◆ AUFGABE A: Prüfe, ob die folgenden Aussagen mit dem Textabschnitt über die griechischen Inseln übereinstimmen, und antworte jeweils mit Ja oder Nein samt den entscheidenden Worten des Textabschnitts als wörtlichem Zitat. (i) Griechische Seefahrer durchquerten auf dem Weg nach Kreta die Kykladen. (ii) Die Sporaden säumten den Weg nach Ägypten. (iii) Die Schiffe jener, die mit phönizischen Häfen handelten, verließen häufig griechische Gewässer.

Dreitausend Inseln - ein zweites Griechenland - verstreut über die eigenen
Meere, von den Göttern bojengleich in die Wellen gesetzt, auf dass sich ein jeder
Odysseus nahe seines Landes fühlen und seine Heimat niemals aus dem Blick verlieren
möge.

Bevor sie die Küste Kretas erreichten - letzte Etappe unterwegs in den Mittleren
Osten und nach Ägypten - durchquerten griechische Seefahrer die Kykladen, während
die »breitrumpfigen Schiffe« der Achäer das blaue Wasser der Sporaden durchmaßen,
welche den Weg ins Schwarze Meer säumten.

Händler und Siedler mit dem Reiseziel Kleinasien richteten nur wenige Steinwürfe
vor der asiatischen Küste, aber stets an griechischen Gestaden, Handelsniederlassungen
ein: auf Samos, Chios und Mytilene.

Was jene angeht, die Handelsbeziehungen mit den bedeutenden phönizischen Häfen
aufnahmen, so verließen ihre Schiffe fast nie griechische Gewässer, liefen sie
doch Rhodos und dann Zypern an.

Aber die Gottheiten des Olymp hatten nicht damit gerechnet, dass dieses Griechenland
im Meer so mächtig werden würde wie sein festländischer Bruder, dass es Begehrlichkeiten,
Reibereinen und Kriege hervorrufen würde. An kriegerischen Auseinandersetzungen
hat es der Region nie gemangelt. Denken wir nur an die Bündnisse Athen und Sparta,
die sich die Inseln der Ägäis streitig machten, jeweils die Bevölkerung des
Gegners abschlachteten und ihre imperialistische Politik durchzusetzen trachteten.

◆ AUFGABE B: Schreibe die Zeilen der Auflistung vom Anfang bis hinunter zur Zeile mit „degree-title-box: Automobilgintzaren Ingeniaritzako“ einschließlich neu und ersetze darin „bounding boxes“ durch „Begrenzungsrahmen“. Alles andere bleibt unverändert.

(Dateneinträge)
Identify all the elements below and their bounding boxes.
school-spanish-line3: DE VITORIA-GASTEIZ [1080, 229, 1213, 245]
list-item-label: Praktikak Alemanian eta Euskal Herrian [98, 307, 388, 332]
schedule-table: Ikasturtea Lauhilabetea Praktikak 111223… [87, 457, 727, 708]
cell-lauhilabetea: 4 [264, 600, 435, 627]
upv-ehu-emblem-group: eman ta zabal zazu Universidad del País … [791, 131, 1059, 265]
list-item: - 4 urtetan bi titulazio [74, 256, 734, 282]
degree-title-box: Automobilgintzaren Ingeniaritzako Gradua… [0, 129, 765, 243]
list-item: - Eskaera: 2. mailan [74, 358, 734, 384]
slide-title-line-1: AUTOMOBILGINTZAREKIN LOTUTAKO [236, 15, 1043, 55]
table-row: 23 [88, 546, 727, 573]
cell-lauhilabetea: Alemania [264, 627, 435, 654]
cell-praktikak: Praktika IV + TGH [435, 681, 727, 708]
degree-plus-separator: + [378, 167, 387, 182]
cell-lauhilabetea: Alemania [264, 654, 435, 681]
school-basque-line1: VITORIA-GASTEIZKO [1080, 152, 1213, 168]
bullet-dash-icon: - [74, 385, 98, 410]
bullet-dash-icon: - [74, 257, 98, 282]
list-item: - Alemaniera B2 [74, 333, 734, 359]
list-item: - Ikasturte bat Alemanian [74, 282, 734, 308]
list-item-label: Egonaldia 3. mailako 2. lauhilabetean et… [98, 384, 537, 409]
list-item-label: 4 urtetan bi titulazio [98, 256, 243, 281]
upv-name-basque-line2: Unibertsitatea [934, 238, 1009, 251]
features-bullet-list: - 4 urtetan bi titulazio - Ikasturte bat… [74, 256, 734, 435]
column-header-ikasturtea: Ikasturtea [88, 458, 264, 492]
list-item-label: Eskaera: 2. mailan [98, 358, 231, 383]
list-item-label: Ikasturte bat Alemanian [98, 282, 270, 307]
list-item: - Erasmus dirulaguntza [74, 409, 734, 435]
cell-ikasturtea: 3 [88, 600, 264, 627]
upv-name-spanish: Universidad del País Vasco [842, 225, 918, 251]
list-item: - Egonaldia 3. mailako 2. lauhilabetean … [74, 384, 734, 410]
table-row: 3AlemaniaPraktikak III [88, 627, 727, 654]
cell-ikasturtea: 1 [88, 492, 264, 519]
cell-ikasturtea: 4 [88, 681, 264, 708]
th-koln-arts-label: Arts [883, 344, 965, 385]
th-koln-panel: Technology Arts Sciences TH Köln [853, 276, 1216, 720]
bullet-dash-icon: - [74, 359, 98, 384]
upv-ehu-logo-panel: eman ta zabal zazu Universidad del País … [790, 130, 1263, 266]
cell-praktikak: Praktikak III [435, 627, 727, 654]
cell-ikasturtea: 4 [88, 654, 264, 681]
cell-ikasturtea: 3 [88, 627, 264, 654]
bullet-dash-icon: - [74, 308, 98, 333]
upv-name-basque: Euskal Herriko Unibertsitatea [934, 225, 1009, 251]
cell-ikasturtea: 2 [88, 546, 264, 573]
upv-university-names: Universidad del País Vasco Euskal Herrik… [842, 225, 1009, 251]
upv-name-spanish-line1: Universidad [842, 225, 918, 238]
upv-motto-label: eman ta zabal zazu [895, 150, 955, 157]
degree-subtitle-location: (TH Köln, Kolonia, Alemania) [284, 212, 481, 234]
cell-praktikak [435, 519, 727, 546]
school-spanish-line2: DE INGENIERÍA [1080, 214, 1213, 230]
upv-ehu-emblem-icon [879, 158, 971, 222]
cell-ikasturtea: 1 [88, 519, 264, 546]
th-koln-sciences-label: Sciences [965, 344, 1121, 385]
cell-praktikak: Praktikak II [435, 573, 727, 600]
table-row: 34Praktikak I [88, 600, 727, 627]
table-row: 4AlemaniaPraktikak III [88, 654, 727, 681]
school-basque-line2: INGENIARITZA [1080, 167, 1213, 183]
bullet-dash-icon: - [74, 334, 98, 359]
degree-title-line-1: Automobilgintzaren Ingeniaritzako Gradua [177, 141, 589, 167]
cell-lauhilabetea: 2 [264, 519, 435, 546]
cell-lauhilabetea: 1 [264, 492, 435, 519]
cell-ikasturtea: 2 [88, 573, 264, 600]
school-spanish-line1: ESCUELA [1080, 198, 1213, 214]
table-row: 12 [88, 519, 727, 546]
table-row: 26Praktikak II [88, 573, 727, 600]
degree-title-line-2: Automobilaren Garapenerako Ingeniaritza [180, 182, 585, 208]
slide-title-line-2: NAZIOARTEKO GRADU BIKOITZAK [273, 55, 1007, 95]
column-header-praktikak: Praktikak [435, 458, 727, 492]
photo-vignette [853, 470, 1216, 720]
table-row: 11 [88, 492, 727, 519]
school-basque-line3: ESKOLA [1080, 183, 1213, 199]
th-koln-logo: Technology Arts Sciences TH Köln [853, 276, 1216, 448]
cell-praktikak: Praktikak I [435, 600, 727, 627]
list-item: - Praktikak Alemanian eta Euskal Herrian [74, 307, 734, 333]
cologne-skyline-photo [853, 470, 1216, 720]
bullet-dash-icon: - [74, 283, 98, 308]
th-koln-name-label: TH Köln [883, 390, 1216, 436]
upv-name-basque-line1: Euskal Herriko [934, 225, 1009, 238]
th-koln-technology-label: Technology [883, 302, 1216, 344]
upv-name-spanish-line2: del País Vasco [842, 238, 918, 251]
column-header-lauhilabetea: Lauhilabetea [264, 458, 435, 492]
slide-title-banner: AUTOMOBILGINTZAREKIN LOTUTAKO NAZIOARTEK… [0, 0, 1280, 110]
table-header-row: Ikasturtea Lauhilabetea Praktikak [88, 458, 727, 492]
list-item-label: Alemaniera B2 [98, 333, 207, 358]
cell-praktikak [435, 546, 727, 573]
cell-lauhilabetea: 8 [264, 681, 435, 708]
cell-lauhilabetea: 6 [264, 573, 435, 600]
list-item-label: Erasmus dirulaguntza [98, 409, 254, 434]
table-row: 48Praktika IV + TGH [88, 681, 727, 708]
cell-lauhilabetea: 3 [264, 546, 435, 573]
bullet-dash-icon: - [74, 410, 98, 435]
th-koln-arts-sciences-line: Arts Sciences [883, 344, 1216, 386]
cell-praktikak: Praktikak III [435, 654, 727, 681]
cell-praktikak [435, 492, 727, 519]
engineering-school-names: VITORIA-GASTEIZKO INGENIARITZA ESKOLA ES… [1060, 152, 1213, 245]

◆ ERGEBNIS A:
(i) Ja: „Bevor sie die Küste Kretas erreichten“ und „durchquerten griechische Seefahrer die Kykladen“
(ii) Nein: „der Sporaden durchmaßen, welche den Weg ins Schwarze Meer säumten“
(iii) Nein: „so verließen ihre Schiffe fast nie griechische Gewässer“

◆ ERGEBNIS B:
Identify all the elements below and their Begrenzungsrahmen.
school-spanish-line3: DE VITORIA-GASTEIZ [1080, 229, 1213, 245]
list-item-label: Praktikak Alemanian eta Euskal Herrian [98, 307, 388, 332]
schedule-table: Ikasturtea Lauhilabetea Praktikak 111223… [87, 457, 727, 708]
cell-lauhilabetea: 4 [264, 600, 435, 627]
upv-ehu-emblem-group: eman ta zabal zazu Universidad del País … [791, 131, 1059, 265]
list-item: - 4 urtetan bi titulazio [74, 256, 734, 282]
degree-title-box: Automobilgintzaren Ingeniaritzako Gradua… [0, 129, 765, 243]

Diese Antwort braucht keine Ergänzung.